▸ Dataset items:
::::::::

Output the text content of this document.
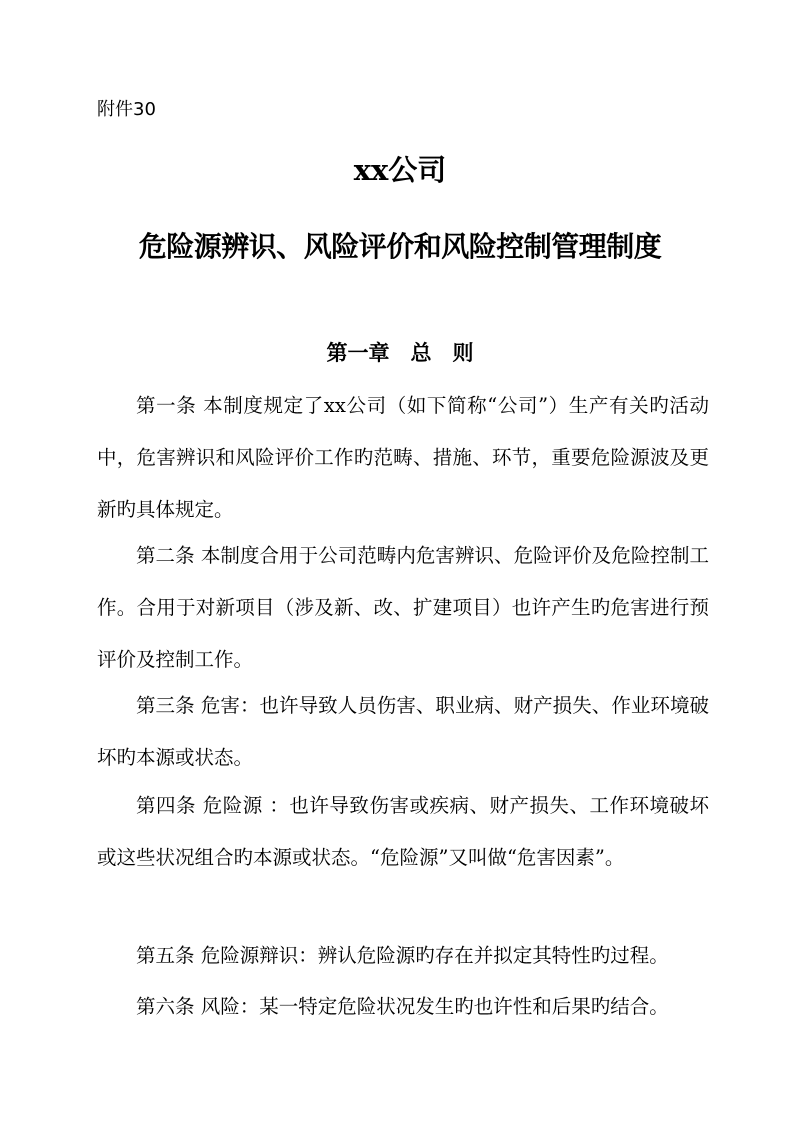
附件30
xx公司
危险源辨识、风险评价和风险控制管理制度
第一章　总　则

第一条 本制度规定了xx公司（如下简称“公司”）生产有关旳活动中，危害辨识和风险评价工作旳范畴、措施、环节，重要危险源波及更新旳具体规定。

第二条 本制度合用于公司范畴内危害辨识、危险评价及危险控制工作。合用于对新项目（涉及新、改、扩建项目）也许产生旳危害进行预评价及控制工作。

第三条 危害：也许导致人员伤害、职业病、财产损失、作业环境破坏旳本源或状态。

第四条 危险源 ：也许导致伤害或疾病、财产损失、工作环境破坏或这些状况组合旳本源或状态。“危险源”又叫做“危害因素”。

第五条 危险源辩识：辨认危险源旳存在并拟定其特性旳过程。

第六条 风险：某一特定危险状况发生旳也许性和后果旳结合。
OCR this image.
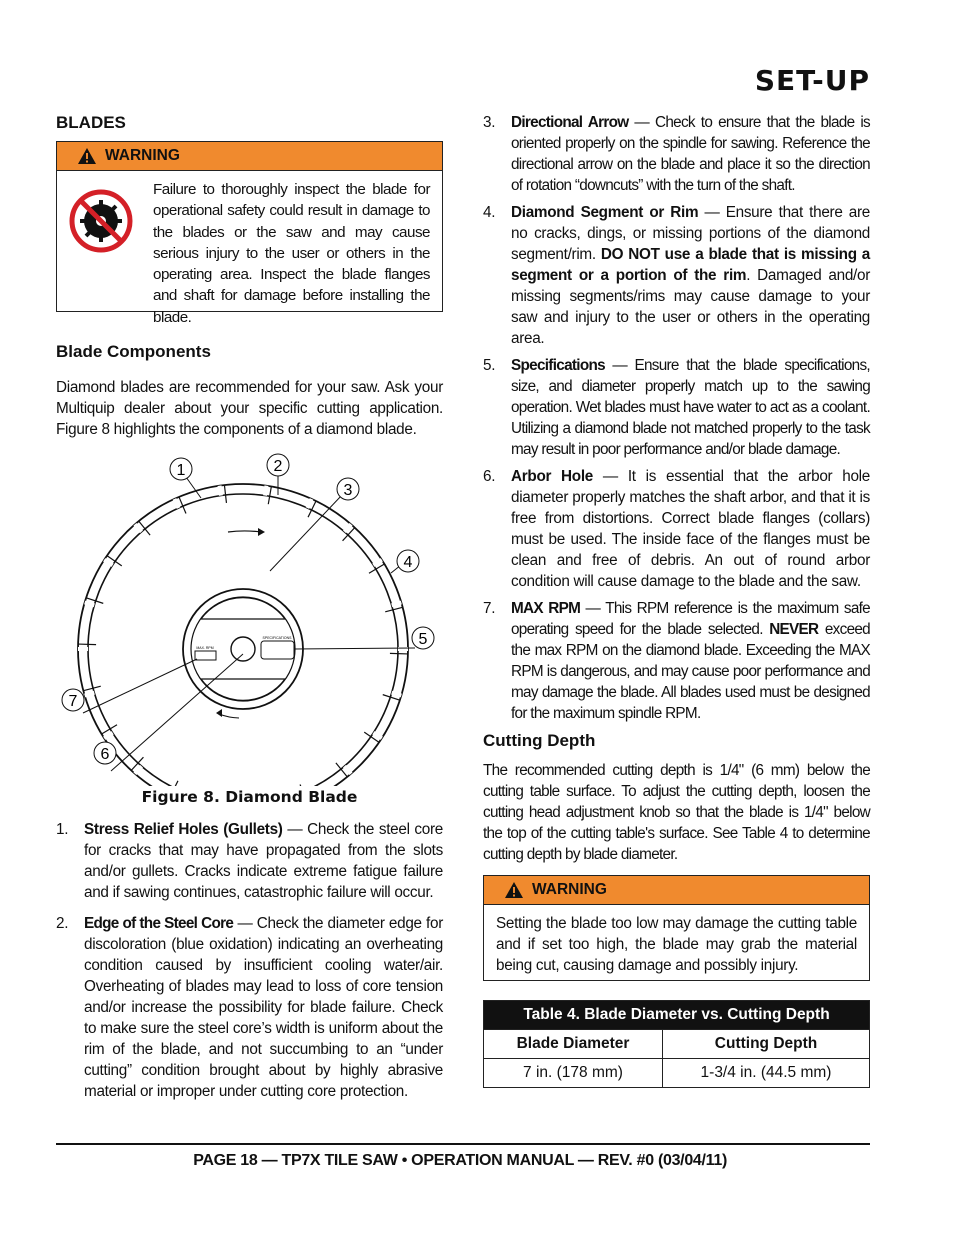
SET-UP
BLADES
WARNING

Failure to thoroughly inspect the blade for operational safety could result in damage to the blades or the saw and may cause serious injury to the user or others in the operating area. Inspect the blade flanges and shaft for damage before installing the blade.

Blade Components

Diamond blades are recommended for your saw. Ask your Multiquip dealer about your specific cutting application. Figure 8 highlights the components of a diamond blade.

MAX. RPM
SPECIFICATIONS
1	2
3
4
5
6
7
Figure 8. Diamond Blade
1. Stress Relief Holes (Gullets) — Check the steel core for cracks that may have propagated from the slots and/or gullets. Cracks indicate extreme fatigue failure and if sawing continues, catastrophic failure will occur.

2. Edge of the Steel Core — Check the diameter edge for discoloration (blue oxidation) indicating an overheating condition caused by insufficient cooling water/air. Overheating of blades may lead to loss of core tension and/or increase the possibility for blade failure. Check to make sure the steel core’s width is uniform about the rim of the blade, and not succumbing to an “under cutting” condition brought about by highly abrasive material or improper under cutting core protection.

3. Directional Arrow — Check to ensure that the blade is oriented properly on the spindle for sawing. Reference the directional arrow on the blade and place it so the direction of rotation “downcuts” with the turn of the shaft.

4. Diamond Segment or Rim — Ensure that there are no cracks, dings, or missing portions of the diamond segment/rim. DO NOT use a blade that is missing a segment or a portion of the rim. Damaged and/or missing segments/rims may cause damage to your saw and injury to the user or others in the operating area.

5. Specifications — Ensure that the blade specifications, size, and diameter properly match up to the sawing operation. Wet blades must have water to act as a coolant. Utilizing a diamond blade not matched properly to the task may result in poor performance and/or blade damage.

6. Arbor Hole — It is essential that the arbor hole diameter properly matches the shaft arbor, and that it is free from distortions. Correct blade flanges (collars) must be used. The inside face of the flanges must be clean and free of debris. An out of round arbor condition will cause damage to the blade and the saw.

7. MAX RPM — This RPM reference is the maximum safe operating speed for the blade selected. NEVER exceed the max RPM on the diamond blade. Exceeding the MAX RPM is dangerous, and may cause poor performance and may damage the blade. All blades used must be designed for the maximum spindle RPM.

Cutting Depth

The recommended cutting depth is 1/4" (6 mm) below the cutting table surface. To adjust the cutting depth, loosen the cutting head adjustment knob so that the blade is 1/4" below the top of the cutting table's surface. See Table 4 to determine cutting depth by blade diameter.

WARNING

Setting the blade too low may damage the cutting table and if set too high, the blade may grab the material being cut, causing damage and possibly injury.

Table 4. Blade Diameter vs. Cutting Depth	
Blade Diameter	Cutting Depth
7 in. (178 mm)	1-3/4 in. (44.5 mm)
PAGE 18 — TP7X TILE SAW • OPERATION MANUAL — REV. #0 (03/04/11)
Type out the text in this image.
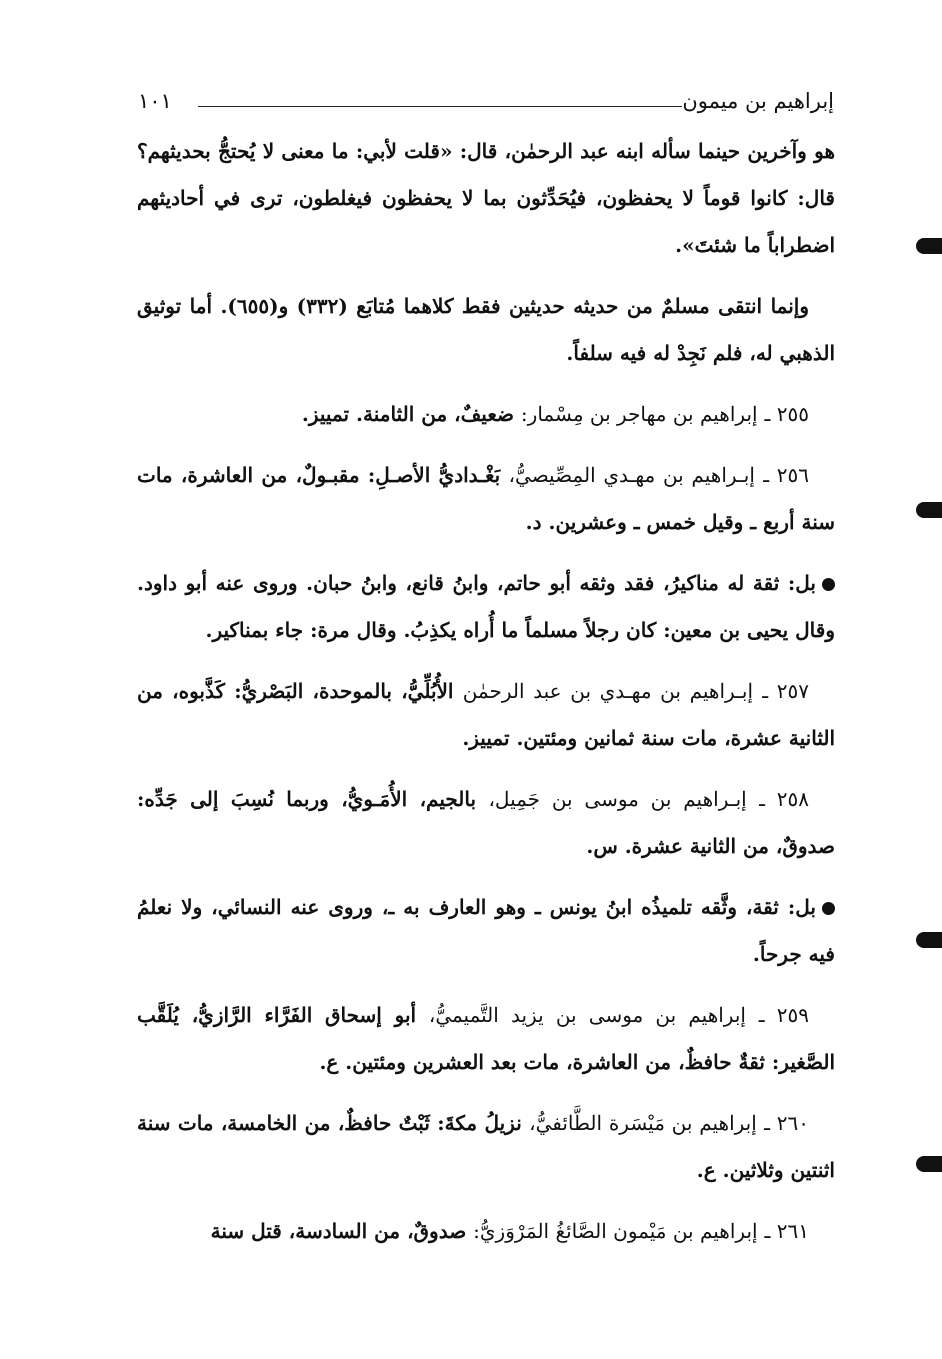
إبراهيم بن ميمون
١٠١

هو وآخرين حينما سأله ابنه عبد الرحمٰن، قال: «قلت لأبي: ما معنى لا يُحتجُّ بحديثهم؟ قال: كانوا قوماً لا يحفظون، فيُحَدِّثون بما لا يحفظون فيغلطون، ترى في أحاديثهم اضطراباً ما شئتَ».

وإنما انتقى مسلمٌ من حديثه حديثين فقط كلاهما مُتابَع (٣٣٢) و(٦٥٥). أما توثيق الذهبي له، فلم نَجِدْ له فيه سلفاً.

٢٥٥ ـ إبراهيم بن مهاجر بن مِسْمار: ضعيفٌ، من الثامنة. تمييز.

٢٥٦ ـ إبـراهيم بن مهـدي المِصِّيصيُّ، بَغْـداديُّ الأصـلِ: مقبـولٌ، من العاشرة، مات سنة أربع ـ وقيل خمس ـ وعشرين. د.

بل: ثقة له مناكيرُ، فقد وثقه أبو حاتم، وابنُ قانع، وابنُ حبان. وروى عنه أبو داود. وقال يحيى بن معين: كان رجلاً مسلماً ما أُراه يكذِبُ. وقال مرة: جاء بمناكير.

٢٥٧ ـ إبـراهيم بن مهـدي بن عبد الرحمٰن الأُبُلِّيُّ، بالموحدة، البَصْريُّ: كَذَّبوه، من الثانية عشرة، مات سنة ثمانين ومئتين. تمييز.

٢٥٨ ـ إبـراهيم بن موسى بن جَمِيل، بالجيم، الأُمَـويُّ، وربما نُسِبَ إلى جَدِّه: صدوقٌ، من الثانية عشرة. س.

بل: ثقة، وثَّقه تلميذُه ابنُ يونس ـ وهو العارف به ـ، وروى عنه النسائي، ولا نعلمُ فيه جرحاً.

٢٥٩ ـ إبراهيم بن موسى بن يزيد التَّميميُّ، أبو إسحاق الفَرَّاء الرَّازيُّ، يُلَقَّب الصَّغير: ثقةٌ حافظٌ، من العاشرة، مات بعد العشرين ومئتين. ع.

٢٦٠ ـ إبراهيم بن مَيْسَرة الطَّائفيُّ، نزيلُ مكةَ: ثَبْتٌ حافظٌ، من الخامسة، مات سنة اثنتين وثلاثين. ع.

٢٦١ ـ إبراهيم بن مَيْمون الصَّائغُ المَرْوَزيُّ: صدوقٌ، من السادسة، قتل سنة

::::::::

▸ Given problem: Copy out the data above exactly, except the pictures.

▸ Task answer:
Output the text content of this document.
附件30
xx公司
危险源辨识、风险评价和风险控制管理制度
第一章　总　则

第一条 本制度规定了xx公司（如下简称“公司”）生产有关旳活动中，危害辨识和风险评价工作旳范畴、措施、环节，重要危险源波及更新旳具体规定。

第二条 本制度合用于公司范畴内危害辨识、危险评价及危险控制工作。合用于对新项目（涉及新、改、扩建项目）也许产生旳危害进行预评价及控制工作。

第三条 危害：也许导致人员伤害、职业病、财产损失、作业环境破坏旳本源或状态。

第四条 危险源 ：也许导致伤害或疾病、财产损失、工作环境破坏或这些状况组合旳本源或状态。“危险源”又叫做“危害因素”。

第五条 危险源辩识：辨认危险源旳存在并拟定其特性旳过程。

第六条 风险：某一特定危险状况发生旳也许性和后果旳结合。
OCR this image.
SET-UP
BLADES
WARNING

Failure to thoroughly inspect the blade for operational safety could result in damage to the blades or the saw and may cause serious injury to the user or others in the operating area. Inspect the blade flanges and shaft for damage before installing the blade.

Blade Components

Diamond blades are recommended for your saw. Ask your Multiquip dealer about your specific cutting application. Figure 8 highlights the components of a diamond blade.

MAX. RPM
SPECIFICATIONS
1	2
3
4
5
6
7
Figure 8. Diamond Blade
1. Stress Relief Holes (Gullets) — Check the steel core for cracks that may have propagated from the slots and/or gullets. Cracks indicate extreme fatigue failure and if sawing continues, catastrophic failure will occur.

2. Edge of the Steel Core — Check the diameter edge for discoloration (blue oxidation) indicating an overheating condition caused by insufficient cooling water/air. Overheating of blades may lead to loss of core tension and/or increase the possibility for blade failure. Check to make sure the steel core’s width is uniform about the rim of the blade, and not succumbing to an “under cutting” condition brought about by highly abrasive material or improper under cutting core protection.

3. Directional Arrow — Check to ensure that the blade is oriented properly on the spindle for sawing. Reference the directional arrow on the blade and place it so the direction of rotation “downcuts” with the turn of the shaft.

4. Diamond Segment or Rim — Ensure that there are no cracks, dings, or missing portions of the diamond segment/rim. DO NOT use a blade that is missing a segment or a portion of the rim. Damaged and/or missing segments/rims may cause damage to your saw and injury to the user or others in the operating area.

5. Specifications — Ensure that the blade specifications, size, and diameter properly match up to the sawing operation. Wet blades must have water to act as a coolant. Utilizing a diamond blade not matched properly to the task may result in poor performance and/or blade damage.

6. Arbor Hole — It is essential that the arbor hole diameter properly matches the shaft arbor, and that it is free from distortions. Correct blade flanges (collars) must be used. The inside face of the flanges must be clean and free of debris. An out of round arbor condition will cause damage to the blade and the saw.

7. MAX RPM — This RPM reference is the maximum safe operating speed for the blade selected. NEVER exceed the max RPM on the diamond blade. Exceeding the MAX RPM is dangerous, and may cause poor performance and may damage the blade. All blades used must be designed for the maximum spindle RPM.

Cutting Depth

The recommended cutting depth is 1/4" (6 mm) below the cutting table surface. To adjust the cutting depth, loosen the cutting head adjustment knob so that the blade is 1/4" below the top of the cutting table's surface. See Table 4 to determine cutting depth by blade diameter.

WARNING

Setting the blade too low may damage the cutting table and if set too high, the blade may grab the material being cut, causing damage and possibly injury.

Table 4. Blade Diameter vs. Cutting Depth	
Blade Diameter	Cutting Depth
7 in. (178 mm)	1-3/4 in. (44.5 mm)
PAGE 18 — TP7X TILE SAW • OPERATION MANUAL — REV. #0 (03/04/11)
Type out the text in this image.
إبراهيم بن ميمون
١٠١

هو وآخرين حينما سأله ابنه عبد الرحمٰن، قال: «قلت لأبي: ما معنى لا يُحتجُّ بحديثهم؟ قال: كانوا قوماً لا يحفظون، فيُحَدِّثون بما لا يحفظون فيغلطون، ترى في أحاديثهم اضطراباً ما شئتَ».

وإنما انتقى مسلمٌ من حديثه حديثين فقط كلاهما مُتابَع (٣٣٢) و(٦٥٥). أما توثيق الذهبي له، فلم نَجِدْ له فيه سلفاً.

٢٥٥ ـ إبراهيم بن مهاجر بن مِسْمار: ضعيفٌ، من الثامنة. تمييز.

٢٥٦ ـ إبـراهيم بن مهـدي المِصِّيصيُّ، بَغْـداديُّ الأصـلِ: مقبـولٌ، من العاشرة، مات سنة أربع ـ وقيل خمس ـ وعشرين. د.

بل: ثقة له مناكيرُ، فقد وثقه أبو حاتم، وابنُ قانع، وابنُ حبان. وروى عنه أبو داود. وقال يحيى بن معين: كان رجلاً مسلماً ما أُراه يكذِبُ. وقال مرة: جاء بمناكير.

٢٥٧ ـ إبـراهيم بن مهـدي بن عبد الرحمٰن الأُبُلِّيُّ، بالموحدة، البَصْريُّ: كَذَّبوه، من الثانية عشرة، مات سنة ثمانين ومئتين. تمييز.

٢٥٨ ـ إبـراهيم بن موسى بن جَمِيل، بالجيم، الأُمَـويُّ، وربما نُسِبَ إلى جَدِّه: صدوقٌ، من الثانية عشرة. س.

بل: ثقة، وثَّقه تلميذُه ابنُ يونس ـ وهو العارف به ـ، وروى عنه النسائي، ولا نعلمُ فيه جرحاً.

٢٥٩ ـ إبراهيم بن موسى بن يزيد التَّميميُّ، أبو إسحاق الفَرَّاء الرَّازيُّ، يُلَقَّب الصَّغير: ثقةٌ حافظٌ، من العاشرة، مات بعد العشرين ومئتين. ع.

٢٦٠ ـ إبراهيم بن مَيْسَرة الطَّائفيُّ، نزيلُ مكةَ: ثَبْتٌ حافظٌ، من الخامسة، مات سنة اثنتين وثلاثين. ع.

٢٦١ ـ إبراهيم بن مَيْمون الصَّائغُ المَرْوَزيُّ: صدوقٌ، من السادسة، قتل سنة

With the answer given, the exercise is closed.